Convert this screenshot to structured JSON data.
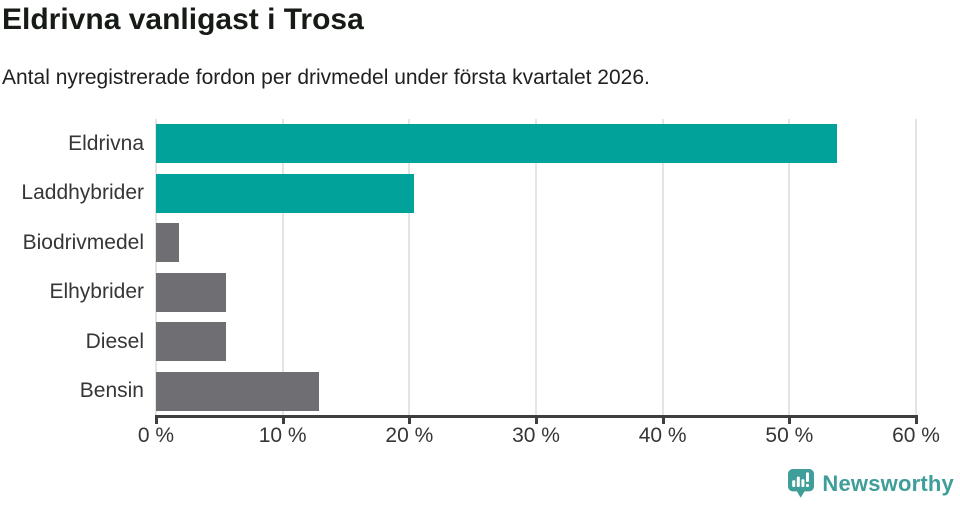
{
  "header": {
    "title": "Eldrivna vanligast i Trosa",
    "subtitle": "Antal nyregistrerade fordon per drivmedel under första kvartalet 2026."
  },
  "chart_data": {
    "type": "bar",
    "orientation": "horizontal",
    "title": "Eldrivna vanligast i Trosa",
    "subtitle": "Antal nyregistrerade fordon per drivmedel under första kvartalet 2026.",
    "categories": [
      "Eldrivna",
      "Laddhybrider",
      "Biodrivmedel",
      "Elhybrider",
      "Diesel",
      "Bensin"
    ],
    "values": [
      53.8,
      20.4,
      1.8,
      5.5,
      5.5,
      12.9
    ],
    "unit": "%",
    "xlim": [
      0,
      60
    ],
    "x_ticks": [
      0,
      10,
      20,
      30,
      40,
      50,
      60
    ],
    "x_tick_labels": [
      "0 %",
      "10 %",
      "20 %",
      "30 %",
      "40 %",
      "50 %",
      "60 %"
    ],
    "grid": true,
    "legend": false,
    "highlighted": [
      true,
      true,
      false,
      false,
      false,
      false
    ],
    "highlight_color": "#00a29a",
    "base_color": "#6e6e73"
  },
  "footer": {
    "brand": "Newsworthy",
    "brand_color": "#3f9e99",
    "logo_icon": "bar-chart-speech-bubble-icon"
  },
  "colors": {
    "background": "#ffffff",
    "gridline": "#e4e4e4",
    "axis": "#3e3e3e",
    "tick_text": "#363636",
    "title_text": "#161b16"
  }
}
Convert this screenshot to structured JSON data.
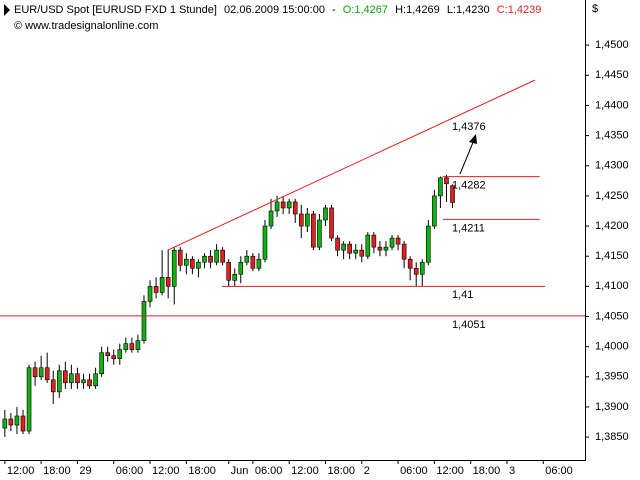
{
  "header": {
    "instrument": "EUR/USD Spot [EURUSD FXD  1 Stunde]",
    "datetime": "02.06.2009 15:00:00",
    "separator": "-",
    "open": "O:1,4267",
    "high": "H:1,4269",
    "low": "L:1,4230",
    "close": "C:1,4239",
    "copyright": "© www.tradesignalonline.com",
    "currency": "$"
  },
  "chart_data": {
    "type": "candlestick",
    "up_color": "#10b010",
    "down_color": "#e02020",
    "line_color": "#e02020",
    "x": [
      0,
      1,
      2,
      3,
      4,
      5,
      6,
      7,
      8,
      9,
      10,
      11,
      12,
      13,
      14,
      15,
      16,
      17,
      18,
      19,
      20,
      21,
      22,
      23,
      24,
      25,
      26,
      27,
      28,
      29,
      30,
      31,
      32,
      33,
      34,
      35,
      36,
      37,
      38,
      39,
      40,
      41,
      42,
      43,
      44,
      45,
      46,
      47,
      48,
      49,
      50,
      51,
      52,
      53,
      54,
      55,
      56,
      57,
      58,
      59,
      60,
      61,
      62,
      63,
      64,
      65,
      66,
      67,
      68,
      69,
      70,
      71,
      72,
      73,
      74
    ],
    "open": [
      1.3865,
      1.388,
      1.387,
      1.3885,
      1.386,
      1.3965,
      1.395,
      1.3965,
      1.3945,
      1.3925,
      1.396,
      1.394,
      1.3955,
      1.394,
      1.3945,
      1.3935,
      1.3955,
      1.399,
      1.3985,
      1.398,
      1.3995,
      1.4005,
      1.3995,
      1.401,
      1.4075,
      1.41,
      1.409,
      1.4115,
      1.41,
      1.416,
      1.4135,
      1.4145,
      1.413,
      1.414,
      1.415,
      1.414,
      1.416,
      1.414,
      1.411,
      1.412,
      1.414,
      1.415,
      1.413,
      1.4145,
      1.42,
      1.4225,
      1.424,
      1.423,
      1.424,
      1.422,
      1.42,
      1.422,
      1.4165,
      1.421,
      1.423,
      1.418,
      1.416,
      1.417,
      1.4155,
      1.416,
      1.415,
      1.4185,
      1.4165,
      1.416,
      1.4165,
      1.418,
      1.417,
      1.4145,
      1.413,
      1.412,
      1.414,
      1.42,
      1.425,
      1.428,
      1.4267
    ],
    "high": [
      1.3895,
      1.389,
      1.39,
      1.3895,
      1.397,
      1.3975,
      1.3985,
      1.399,
      1.396,
      1.397,
      1.3975,
      1.397,
      1.3965,
      1.3955,
      1.3955,
      1.3965,
      1.4,
      1.4,
      1.3995,
      1.4005,
      1.4015,
      1.4015,
      1.402,
      1.4085,
      1.411,
      1.4115,
      1.416,
      1.416,
      1.4165,
      1.4165,
      1.4155,
      1.415,
      1.4145,
      1.4155,
      1.416,
      1.417,
      1.4165,
      1.4145,
      1.413,
      1.415,
      1.416,
      1.4155,
      1.4155,
      1.421,
      1.4245,
      1.425,
      1.425,
      1.4245,
      1.4245,
      1.4235,
      1.423,
      1.4225,
      1.422,
      1.4235,
      1.4235,
      1.4185,
      1.4175,
      1.4175,
      1.417,
      1.417,
      1.419,
      1.419,
      1.4175,
      1.4175,
      1.4185,
      1.4185,
      1.4175,
      1.415,
      1.414,
      1.4145,
      1.421,
      1.426,
      1.4282,
      1.4285,
      1.4269
    ],
    "low": [
      1.385,
      1.386,
      1.3855,
      1.3855,
      1.3855,
      1.3935,
      1.3945,
      1.394,
      1.3905,
      1.3915,
      1.393,
      1.393,
      1.393,
      1.393,
      1.393,
      1.393,
      1.395,
      1.3975,
      1.397,
      1.397,
      1.399,
      1.399,
      1.399,
      1.4005,
      1.4065,
      1.408,
      1.4085,
      1.408,
      1.407,
      1.4125,
      1.412,
      1.412,
      1.4115,
      1.413,
      1.413,
      1.4135,
      1.4135,
      1.41,
      1.41,
      1.4105,
      1.4135,
      1.4125,
      1.4125,
      1.414,
      1.4195,
      1.4215,
      1.422,
      1.422,
      1.4205,
      1.418,
      1.419,
      1.416,
      1.416,
      1.42,
      1.4175,
      1.415,
      1.4145,
      1.4145,
      1.4145,
      1.414,
      1.4145,
      1.4155,
      1.415,
      1.415,
      1.416,
      1.416,
      1.413,
      1.411,
      1.41,
      1.41,
      1.4135,
      1.4195,
      1.423,
      1.424,
      1.423
    ],
    "close": [
      1.388,
      1.387,
      1.3885,
      1.386,
      1.3965,
      1.395,
      1.3965,
      1.3945,
      1.3925,
      1.396,
      1.394,
      1.3955,
      1.394,
      1.3945,
      1.3935,
      1.3955,
      1.399,
      1.3985,
      1.398,
      1.3995,
      1.4005,
      1.3995,
      1.401,
      1.4075,
      1.41,
      1.409,
      1.4115,
      1.41,
      1.416,
      1.4135,
      1.4145,
      1.413,
      1.414,
      1.415,
      1.414,
      1.416,
      1.414,
      1.411,
      1.412,
      1.414,
      1.415,
      1.413,
      1.4145,
      1.42,
      1.4225,
      1.424,
      1.423,
      1.424,
      1.422,
      1.42,
      1.422,
      1.4165,
      1.421,
      1.423,
      1.418,
      1.416,
      1.417,
      1.4155,
      1.416,
      1.415,
      1.4185,
      1.4165,
      1.416,
      1.4165,
      1.418,
      1.417,
      1.4145,
      1.413,
      1.412,
      1.414,
      1.42,
      1.425,
      1.428,
      1.427,
      1.4239
    ],
    "xlim": [
      -0.8,
      95.9
    ],
    "xticks": [
      {
        "value": 0,
        "label": "12:00"
      },
      {
        "value": 6,
        "label": "18:00"
      },
      {
        "value": 12,
        "label": "29"
      },
      {
        "value": 18,
        "label": "06:00"
      },
      {
        "value": 24,
        "label": "12:00"
      },
      {
        "value": 30,
        "label": "18:00"
      },
      {
        "value": 37,
        "label": "Jun"
      },
      {
        "value": 41,
        "label": "06:00"
      },
      {
        "value": 47,
        "label": "12:00"
      },
      {
        "value": 53,
        "label": "18:00"
      },
      {
        "value": 59,
        "label": "2"
      },
      {
        "value": 65,
        "label": "06:00"
      },
      {
        "value": 71,
        "label": "12:00"
      },
      {
        "value": 77,
        "label": "18:00"
      },
      {
        "value": 83,
        "label": "3"
      },
      {
        "value": 89,
        "label": "06:00"
      }
    ],
    "ylim": [
      1.3812,
      1.455
    ],
    "yticks": [
      {
        "value": 1.385,
        "label": "1,3850"
      },
      {
        "value": 1.39,
        "label": "1,3900"
      },
      {
        "value": 1.395,
        "label": "1,3950"
      },
      {
        "value": 1.4,
        "label": "1,4000"
      },
      {
        "value": 1.405,
        "label": "1,4050"
      },
      {
        "value": 1.41,
        "label": "1,4100"
      },
      {
        "value": 1.415,
        "label": "1,4150"
      },
      {
        "value": 1.42,
        "label": "1,4200"
      },
      {
        "value": 1.425,
        "label": "1,4250"
      },
      {
        "value": 1.43,
        "label": "1,4300"
      },
      {
        "value": 1.435,
        "label": "1,4350"
      },
      {
        "value": 1.44,
        "label": "1,4400"
      },
      {
        "value": 1.445,
        "label": "1,4450"
      },
      {
        "value": 1.45,
        "label": "1,4500"
      }
    ],
    "trendline": {
      "x": [
        26.9,
        87.6
      ],
      "y": [
        1.416,
        1.4442
      ]
    },
    "levels": [
      {
        "value": 1.4282,
        "label": "1,4282",
        "x": [
          72.4,
          88.4
        ]
      },
      {
        "value": 1.4211,
        "label": "1,4211",
        "x": [
          72.4,
          88.4
        ]
      },
      {
        "value": 1.41,
        "label": "1,41",
        "x": [
          35.9,
          89.3
        ]
      },
      {
        "value": 1.4051,
        "label": "1,4051",
        "x": [
          -0.8,
          95.9
        ]
      }
    ],
    "target": {
      "value": 1.4376,
      "label": "1,4376"
    }
  }
}
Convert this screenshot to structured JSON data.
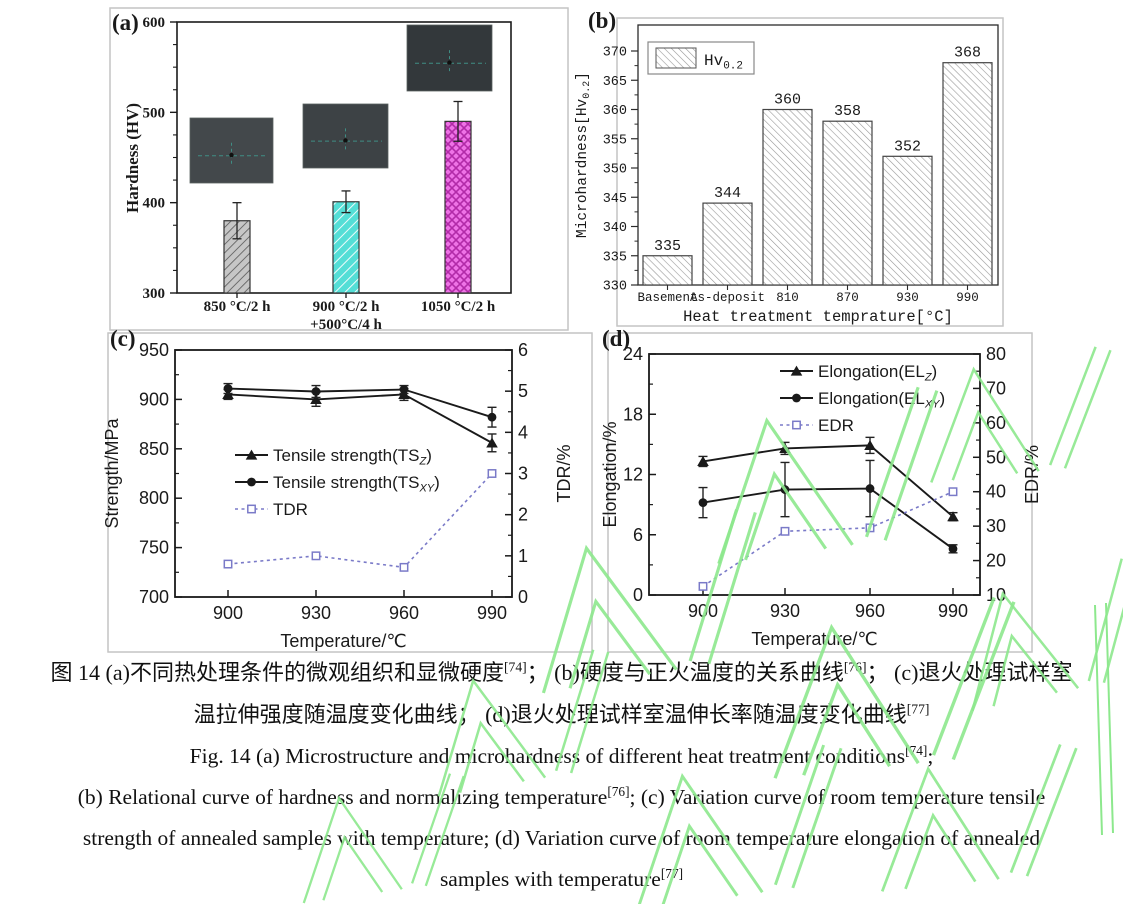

THE REQUEST: Above are entries; state the number of lines among them that contain "första", and nothing else.

WRITTEN SOLUTION: 2